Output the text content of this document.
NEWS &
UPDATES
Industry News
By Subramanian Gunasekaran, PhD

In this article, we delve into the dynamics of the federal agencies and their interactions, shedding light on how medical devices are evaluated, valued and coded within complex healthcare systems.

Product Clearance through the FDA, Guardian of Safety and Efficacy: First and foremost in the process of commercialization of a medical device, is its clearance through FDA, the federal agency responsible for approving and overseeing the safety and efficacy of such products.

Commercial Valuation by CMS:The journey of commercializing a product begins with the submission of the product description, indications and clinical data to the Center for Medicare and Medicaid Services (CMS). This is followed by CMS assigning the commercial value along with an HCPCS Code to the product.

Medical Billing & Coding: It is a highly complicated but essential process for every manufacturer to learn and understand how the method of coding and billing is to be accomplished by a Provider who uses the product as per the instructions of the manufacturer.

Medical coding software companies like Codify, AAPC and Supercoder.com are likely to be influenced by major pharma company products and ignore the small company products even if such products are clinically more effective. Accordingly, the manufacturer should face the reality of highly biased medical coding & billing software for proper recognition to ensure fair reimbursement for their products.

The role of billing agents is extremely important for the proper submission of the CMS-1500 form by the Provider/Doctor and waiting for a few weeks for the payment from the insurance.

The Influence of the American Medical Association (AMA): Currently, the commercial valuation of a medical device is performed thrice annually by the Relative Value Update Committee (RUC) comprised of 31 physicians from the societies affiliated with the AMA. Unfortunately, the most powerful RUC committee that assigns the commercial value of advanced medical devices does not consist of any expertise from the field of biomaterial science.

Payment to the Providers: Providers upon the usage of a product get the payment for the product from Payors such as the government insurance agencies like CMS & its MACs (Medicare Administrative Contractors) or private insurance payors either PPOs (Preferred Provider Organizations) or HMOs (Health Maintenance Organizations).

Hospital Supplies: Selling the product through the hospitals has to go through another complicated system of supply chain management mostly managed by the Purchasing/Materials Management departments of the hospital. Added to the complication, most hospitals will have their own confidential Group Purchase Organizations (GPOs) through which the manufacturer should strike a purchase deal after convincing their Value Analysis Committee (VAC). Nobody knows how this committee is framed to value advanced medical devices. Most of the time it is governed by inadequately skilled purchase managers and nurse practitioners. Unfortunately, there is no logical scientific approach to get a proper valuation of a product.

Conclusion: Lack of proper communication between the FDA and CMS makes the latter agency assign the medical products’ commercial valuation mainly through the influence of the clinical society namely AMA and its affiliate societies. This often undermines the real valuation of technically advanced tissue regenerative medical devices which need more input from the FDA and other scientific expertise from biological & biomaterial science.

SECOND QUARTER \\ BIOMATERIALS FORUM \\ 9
·····
▶ **WRITTEN REQUEST**: Set down the listing above in full, please, exactly as it appears.

▶ **OUTPUT FOR THIS EXERCISE**:
Output the text content of this document.
NEWS &
UPDATES
Industry News
By Subramanian Gunasekaran, PhD

In this article, we delve into the dynamics of the federal agencies and their interactions, shedding light on how medical devices are evaluated, valued and coded within complex healthcare systems.

Product Clearance through the FDA, Guardian of Safety and Efficacy: First and foremost in the process of commercialization of a medical device, is its clearance through FDA, the federal agency responsible for approving and overseeing the safety and efficacy of such products.

Commercial Valuation by CMS:The journey of commercializing a product begins with the submission of the product description, indications and clinical data to the Center for Medicare and Medicaid Services (CMS). This is followed by CMS assigning the commercial value along with an HCPCS Code to the product.

Medical Billing & Coding: It is a highly complicated but essential process for every manufacturer to learn and understand how the method of coding and billing is to be accomplished by a Provider who uses the product as per the instructions of the manufacturer.

Medical coding software companies like Codify, AAPC and Supercoder.com are likely to be influenced by major pharma company products and ignore the small company products even if such products are clinically more effective. Accordingly, the manufacturer should face the reality of highly biased medical coding & billing software for proper recognition to ensure fair reimbursement for their products.

The role of billing agents is extremely important for the proper submission of the CMS-1500 form by the Provider/Doctor and waiting for a few weeks for the payment from the insurance.

The Influence of the American Medical Association (AMA): Currently, the commercial valuation of a medical device is performed thrice annually by the Relative Value Update Committee (RUC) comprised of 31 physicians from the societies affiliated with the AMA. Unfortunately, the most powerful RUC committee that assigns the commercial value of advanced medical devices does not consist of any expertise from the field of biomaterial science.

Payment to the Providers: Providers upon the usage of a product get the payment for the product from Payors such as the government insurance agencies like CMS & its MACs (Medicare Administrative Contractors) or private insurance payors either PPOs (Preferred Provider Organizations) or HMOs (Health Maintenance Organizations).

Hospital Supplies: Selling the product through the hospitals has to go through another complicated system of supply chain management mostly managed by the Purchasing/Materials Management departments of the hospital. Added to the complication, most hospitals will have their own confidential Group Purchase Organizations (GPOs) through which the manufacturer should strike a purchase deal after convincing their Value Analysis Committee (VAC). Nobody knows how this committee is framed to value advanced medical devices. Most of the time it is governed by inadequately skilled purchase managers and nurse practitioners. Unfortunately, there is no logical scientific approach to get a proper valuation of a product.

Conclusion: Lack of proper communication between the FDA and CMS makes the latter agency assign the medical products’ commercial valuation mainly through the influence of the clinical society namely AMA and its affiliate societies. This often undermines the real valuation of technically advanced tissue regenerative medical devices which need more input from the FDA and other scientific expertise from biological & biomaterial science.

SECOND QUARTER \\ BIOMATERIALS FORUM \\ 9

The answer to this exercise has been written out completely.